[Entries taken from a collection]

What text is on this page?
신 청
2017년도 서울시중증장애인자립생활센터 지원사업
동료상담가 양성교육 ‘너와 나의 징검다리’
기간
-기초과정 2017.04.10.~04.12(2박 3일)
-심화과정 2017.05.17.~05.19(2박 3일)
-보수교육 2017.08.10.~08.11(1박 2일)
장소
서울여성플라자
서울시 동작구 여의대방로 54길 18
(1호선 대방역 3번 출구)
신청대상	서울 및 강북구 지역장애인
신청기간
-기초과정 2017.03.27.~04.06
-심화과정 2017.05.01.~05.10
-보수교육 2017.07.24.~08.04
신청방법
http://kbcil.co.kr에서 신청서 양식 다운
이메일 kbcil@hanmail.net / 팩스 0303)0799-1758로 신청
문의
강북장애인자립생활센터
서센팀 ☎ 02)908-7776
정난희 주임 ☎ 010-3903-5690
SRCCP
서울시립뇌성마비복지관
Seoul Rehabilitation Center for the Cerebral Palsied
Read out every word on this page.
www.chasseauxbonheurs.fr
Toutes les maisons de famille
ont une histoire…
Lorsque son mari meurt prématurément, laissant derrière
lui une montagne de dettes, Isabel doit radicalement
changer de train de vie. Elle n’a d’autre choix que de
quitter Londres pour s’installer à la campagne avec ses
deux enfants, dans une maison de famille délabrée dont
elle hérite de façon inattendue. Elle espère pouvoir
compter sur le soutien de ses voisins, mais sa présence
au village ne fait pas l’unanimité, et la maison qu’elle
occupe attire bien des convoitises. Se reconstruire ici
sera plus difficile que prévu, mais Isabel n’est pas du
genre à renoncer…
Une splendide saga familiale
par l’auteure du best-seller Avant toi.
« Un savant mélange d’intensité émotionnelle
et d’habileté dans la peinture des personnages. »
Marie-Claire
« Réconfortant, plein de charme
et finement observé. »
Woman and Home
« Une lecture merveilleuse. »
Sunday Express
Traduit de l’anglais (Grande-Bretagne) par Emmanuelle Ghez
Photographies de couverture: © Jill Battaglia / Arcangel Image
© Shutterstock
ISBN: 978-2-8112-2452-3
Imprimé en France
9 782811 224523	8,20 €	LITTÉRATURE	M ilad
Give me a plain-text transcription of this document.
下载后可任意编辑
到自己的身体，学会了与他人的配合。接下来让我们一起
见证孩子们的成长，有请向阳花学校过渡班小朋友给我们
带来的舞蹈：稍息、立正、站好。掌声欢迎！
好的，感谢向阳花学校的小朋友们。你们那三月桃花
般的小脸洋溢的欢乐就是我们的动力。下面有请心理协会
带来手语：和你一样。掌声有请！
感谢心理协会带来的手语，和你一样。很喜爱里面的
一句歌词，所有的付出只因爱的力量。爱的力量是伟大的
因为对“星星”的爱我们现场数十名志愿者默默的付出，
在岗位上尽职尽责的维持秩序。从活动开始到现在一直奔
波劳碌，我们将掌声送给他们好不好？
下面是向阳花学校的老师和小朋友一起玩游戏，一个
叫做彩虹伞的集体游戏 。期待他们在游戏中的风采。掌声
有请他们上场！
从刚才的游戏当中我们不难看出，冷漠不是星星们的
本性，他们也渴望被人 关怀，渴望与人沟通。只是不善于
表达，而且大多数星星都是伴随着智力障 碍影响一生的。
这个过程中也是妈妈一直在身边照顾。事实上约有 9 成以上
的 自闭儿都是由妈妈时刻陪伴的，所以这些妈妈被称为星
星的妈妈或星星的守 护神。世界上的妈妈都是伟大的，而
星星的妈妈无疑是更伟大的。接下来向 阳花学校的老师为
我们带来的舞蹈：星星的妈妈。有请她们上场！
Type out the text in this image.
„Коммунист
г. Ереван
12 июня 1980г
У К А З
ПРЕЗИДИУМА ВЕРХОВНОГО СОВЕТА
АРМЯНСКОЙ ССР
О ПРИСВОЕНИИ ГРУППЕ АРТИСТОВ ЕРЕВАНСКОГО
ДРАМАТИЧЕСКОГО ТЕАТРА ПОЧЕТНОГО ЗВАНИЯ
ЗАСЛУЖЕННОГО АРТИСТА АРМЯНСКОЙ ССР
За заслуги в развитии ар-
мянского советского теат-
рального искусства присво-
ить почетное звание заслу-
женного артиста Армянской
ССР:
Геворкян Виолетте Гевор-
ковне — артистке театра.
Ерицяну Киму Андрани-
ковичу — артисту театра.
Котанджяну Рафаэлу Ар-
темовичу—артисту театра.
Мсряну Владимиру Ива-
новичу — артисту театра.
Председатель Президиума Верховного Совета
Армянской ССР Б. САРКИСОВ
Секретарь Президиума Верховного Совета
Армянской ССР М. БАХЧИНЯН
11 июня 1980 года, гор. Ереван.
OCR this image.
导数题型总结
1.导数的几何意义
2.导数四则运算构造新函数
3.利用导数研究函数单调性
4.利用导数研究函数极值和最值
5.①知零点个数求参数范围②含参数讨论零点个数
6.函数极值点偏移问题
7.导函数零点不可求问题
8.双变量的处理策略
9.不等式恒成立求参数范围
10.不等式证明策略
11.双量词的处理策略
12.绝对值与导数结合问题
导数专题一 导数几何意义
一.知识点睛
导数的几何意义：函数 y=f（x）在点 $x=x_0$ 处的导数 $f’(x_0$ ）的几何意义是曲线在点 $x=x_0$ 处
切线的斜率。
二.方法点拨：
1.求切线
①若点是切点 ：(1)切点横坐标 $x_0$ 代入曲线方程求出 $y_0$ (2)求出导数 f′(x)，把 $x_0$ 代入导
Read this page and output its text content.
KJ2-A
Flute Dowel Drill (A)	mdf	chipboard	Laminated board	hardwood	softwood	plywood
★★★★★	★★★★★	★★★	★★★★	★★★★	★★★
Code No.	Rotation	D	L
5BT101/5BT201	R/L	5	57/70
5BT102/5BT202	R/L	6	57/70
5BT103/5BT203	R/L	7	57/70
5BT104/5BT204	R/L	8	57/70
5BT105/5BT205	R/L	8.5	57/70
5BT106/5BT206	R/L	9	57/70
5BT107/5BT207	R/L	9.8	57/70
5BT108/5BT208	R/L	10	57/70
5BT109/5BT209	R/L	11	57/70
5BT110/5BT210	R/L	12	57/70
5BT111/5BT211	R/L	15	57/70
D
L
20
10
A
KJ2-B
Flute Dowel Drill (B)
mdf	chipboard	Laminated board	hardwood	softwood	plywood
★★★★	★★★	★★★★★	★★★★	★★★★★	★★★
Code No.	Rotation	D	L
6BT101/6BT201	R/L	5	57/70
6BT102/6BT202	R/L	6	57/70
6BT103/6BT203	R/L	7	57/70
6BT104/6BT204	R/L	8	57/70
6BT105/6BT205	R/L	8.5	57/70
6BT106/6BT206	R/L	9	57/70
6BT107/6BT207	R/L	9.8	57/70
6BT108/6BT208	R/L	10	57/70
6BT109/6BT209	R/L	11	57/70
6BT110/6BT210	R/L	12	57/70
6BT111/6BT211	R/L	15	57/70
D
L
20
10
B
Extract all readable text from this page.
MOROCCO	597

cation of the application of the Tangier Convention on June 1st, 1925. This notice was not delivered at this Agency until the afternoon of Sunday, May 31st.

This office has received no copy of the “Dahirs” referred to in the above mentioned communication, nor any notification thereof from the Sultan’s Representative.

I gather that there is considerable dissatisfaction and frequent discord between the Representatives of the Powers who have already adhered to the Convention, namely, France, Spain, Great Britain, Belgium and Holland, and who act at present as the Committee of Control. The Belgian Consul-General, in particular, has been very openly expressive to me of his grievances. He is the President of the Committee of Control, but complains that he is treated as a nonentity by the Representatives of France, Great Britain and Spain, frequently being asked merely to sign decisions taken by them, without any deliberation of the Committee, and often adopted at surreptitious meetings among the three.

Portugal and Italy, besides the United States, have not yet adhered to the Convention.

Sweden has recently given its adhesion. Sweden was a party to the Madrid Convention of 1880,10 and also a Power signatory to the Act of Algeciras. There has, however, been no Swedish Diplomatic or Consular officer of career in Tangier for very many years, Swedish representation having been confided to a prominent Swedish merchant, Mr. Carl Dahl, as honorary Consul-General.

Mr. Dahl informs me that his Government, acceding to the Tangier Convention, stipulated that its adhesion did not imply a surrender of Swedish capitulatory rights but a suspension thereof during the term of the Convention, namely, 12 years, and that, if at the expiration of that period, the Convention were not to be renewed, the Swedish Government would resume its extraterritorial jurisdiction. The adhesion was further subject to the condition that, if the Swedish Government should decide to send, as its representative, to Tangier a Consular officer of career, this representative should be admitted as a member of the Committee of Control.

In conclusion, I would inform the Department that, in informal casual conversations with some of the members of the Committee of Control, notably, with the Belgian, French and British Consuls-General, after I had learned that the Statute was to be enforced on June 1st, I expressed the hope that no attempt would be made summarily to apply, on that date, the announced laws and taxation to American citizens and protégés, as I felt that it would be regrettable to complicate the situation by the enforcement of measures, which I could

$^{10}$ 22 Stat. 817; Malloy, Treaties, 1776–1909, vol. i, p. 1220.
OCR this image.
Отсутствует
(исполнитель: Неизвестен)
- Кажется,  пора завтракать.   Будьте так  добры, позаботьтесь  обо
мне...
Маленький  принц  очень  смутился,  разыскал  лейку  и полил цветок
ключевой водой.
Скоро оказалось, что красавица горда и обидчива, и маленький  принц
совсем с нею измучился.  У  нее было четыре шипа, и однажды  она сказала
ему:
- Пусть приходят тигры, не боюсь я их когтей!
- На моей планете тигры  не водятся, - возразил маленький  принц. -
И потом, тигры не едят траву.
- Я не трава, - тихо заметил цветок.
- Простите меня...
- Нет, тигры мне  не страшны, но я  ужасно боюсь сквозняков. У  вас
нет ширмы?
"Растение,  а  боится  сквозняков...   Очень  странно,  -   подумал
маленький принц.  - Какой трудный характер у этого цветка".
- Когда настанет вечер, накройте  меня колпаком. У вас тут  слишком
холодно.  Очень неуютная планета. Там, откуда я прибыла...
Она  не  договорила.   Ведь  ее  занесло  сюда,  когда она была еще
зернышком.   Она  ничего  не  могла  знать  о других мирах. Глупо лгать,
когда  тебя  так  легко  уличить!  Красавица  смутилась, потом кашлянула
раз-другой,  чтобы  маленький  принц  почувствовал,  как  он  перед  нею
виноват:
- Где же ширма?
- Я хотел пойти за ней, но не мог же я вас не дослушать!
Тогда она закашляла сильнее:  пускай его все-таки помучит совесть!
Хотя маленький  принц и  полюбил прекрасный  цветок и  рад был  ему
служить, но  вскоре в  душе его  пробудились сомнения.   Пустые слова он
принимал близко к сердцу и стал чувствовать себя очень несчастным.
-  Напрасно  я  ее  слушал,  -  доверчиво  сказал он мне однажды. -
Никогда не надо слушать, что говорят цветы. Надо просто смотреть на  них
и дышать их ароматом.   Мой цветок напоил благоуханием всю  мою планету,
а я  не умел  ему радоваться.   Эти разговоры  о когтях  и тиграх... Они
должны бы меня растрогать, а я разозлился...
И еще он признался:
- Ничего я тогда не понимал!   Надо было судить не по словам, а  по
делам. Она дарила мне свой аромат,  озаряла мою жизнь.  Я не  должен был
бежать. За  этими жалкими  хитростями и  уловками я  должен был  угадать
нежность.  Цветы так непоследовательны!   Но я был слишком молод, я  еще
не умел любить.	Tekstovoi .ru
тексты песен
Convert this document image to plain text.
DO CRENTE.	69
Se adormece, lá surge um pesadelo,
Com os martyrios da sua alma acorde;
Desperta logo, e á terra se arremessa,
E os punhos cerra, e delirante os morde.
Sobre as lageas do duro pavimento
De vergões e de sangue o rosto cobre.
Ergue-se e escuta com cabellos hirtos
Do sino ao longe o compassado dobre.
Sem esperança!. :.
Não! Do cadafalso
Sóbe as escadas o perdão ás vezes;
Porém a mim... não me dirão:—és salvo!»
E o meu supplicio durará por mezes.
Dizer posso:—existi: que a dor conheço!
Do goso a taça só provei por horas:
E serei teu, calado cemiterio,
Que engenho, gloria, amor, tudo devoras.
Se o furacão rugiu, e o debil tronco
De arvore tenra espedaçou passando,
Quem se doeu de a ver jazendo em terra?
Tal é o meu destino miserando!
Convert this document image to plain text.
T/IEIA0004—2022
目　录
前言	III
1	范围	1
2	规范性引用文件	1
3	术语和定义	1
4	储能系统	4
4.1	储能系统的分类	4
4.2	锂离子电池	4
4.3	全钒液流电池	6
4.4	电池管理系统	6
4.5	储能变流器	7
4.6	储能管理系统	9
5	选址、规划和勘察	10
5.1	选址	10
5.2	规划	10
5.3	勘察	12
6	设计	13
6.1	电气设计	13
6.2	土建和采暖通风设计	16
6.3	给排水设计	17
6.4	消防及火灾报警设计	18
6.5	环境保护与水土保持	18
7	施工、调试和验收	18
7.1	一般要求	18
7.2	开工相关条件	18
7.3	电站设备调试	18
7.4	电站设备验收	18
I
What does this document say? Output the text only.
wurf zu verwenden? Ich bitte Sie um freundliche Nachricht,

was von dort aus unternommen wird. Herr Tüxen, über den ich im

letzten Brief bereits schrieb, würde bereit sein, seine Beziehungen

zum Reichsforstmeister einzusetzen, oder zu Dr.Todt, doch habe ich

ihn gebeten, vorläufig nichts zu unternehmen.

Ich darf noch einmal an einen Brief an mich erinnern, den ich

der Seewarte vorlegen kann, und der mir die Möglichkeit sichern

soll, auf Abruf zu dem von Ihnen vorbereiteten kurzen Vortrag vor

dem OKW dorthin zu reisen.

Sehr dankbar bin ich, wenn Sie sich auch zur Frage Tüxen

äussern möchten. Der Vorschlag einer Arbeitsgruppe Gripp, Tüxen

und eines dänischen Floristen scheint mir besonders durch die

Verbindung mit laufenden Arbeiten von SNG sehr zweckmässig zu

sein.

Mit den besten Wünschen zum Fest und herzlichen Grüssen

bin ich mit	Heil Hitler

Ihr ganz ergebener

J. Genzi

**What you will do:** List all lines above in which the string "Laminated" appears.

**Complete answer:**
Flute Dowel Drill (A)	mdf	chipboard	Laminated board	hardwood	softwood	plywood
mdf	chipboard	Laminated board	hardwood	softwood	plywood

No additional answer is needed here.